→ **Material provided**:
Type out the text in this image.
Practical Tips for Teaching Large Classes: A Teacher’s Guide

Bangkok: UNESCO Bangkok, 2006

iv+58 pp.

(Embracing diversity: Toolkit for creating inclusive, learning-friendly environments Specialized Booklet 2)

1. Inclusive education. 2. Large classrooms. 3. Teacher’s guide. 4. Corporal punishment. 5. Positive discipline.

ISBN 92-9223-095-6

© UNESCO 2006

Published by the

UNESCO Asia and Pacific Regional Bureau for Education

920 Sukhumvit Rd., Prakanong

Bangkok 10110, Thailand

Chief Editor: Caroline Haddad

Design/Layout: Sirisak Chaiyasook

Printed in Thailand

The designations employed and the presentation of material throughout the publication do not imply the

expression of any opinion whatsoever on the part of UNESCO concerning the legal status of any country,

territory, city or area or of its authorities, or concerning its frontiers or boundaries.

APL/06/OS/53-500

→ **Work to complete**: Return the listing above in full, character for character.

→ **Exercise response**:
Type out the text in this image.
Practical Tips for Teaching Large Classes: A Teacher’s Guide

Bangkok: UNESCO Bangkok, 2006

iv+58 pp.

(Embracing diversity: Toolkit for creating inclusive, learning-friendly environments Specialized Booklet 2)

1. Inclusive education. 2. Large classrooms. 3. Teacher’s guide. 4. Corporal punishment. 5. Positive discipline.

ISBN 92-9223-095-6

© UNESCO 2006

Published by the

UNESCO Asia and Pacific Regional Bureau for Education

920 Sukhumvit Rd., Prakanong

Bangkok 10110, Thailand

Chief Editor: Caroline Haddad

Design/Layout: Sirisak Chaiyasook

Printed in Thailand

The designations employed and the presentation of material throughout the publication do not imply the

expression of any opinion whatsoever on the part of UNESCO concerning the legal status of any country,

territory, city or area or of its authorities, or concerning its frontiers or boundaries.

APL/06/OS/53-500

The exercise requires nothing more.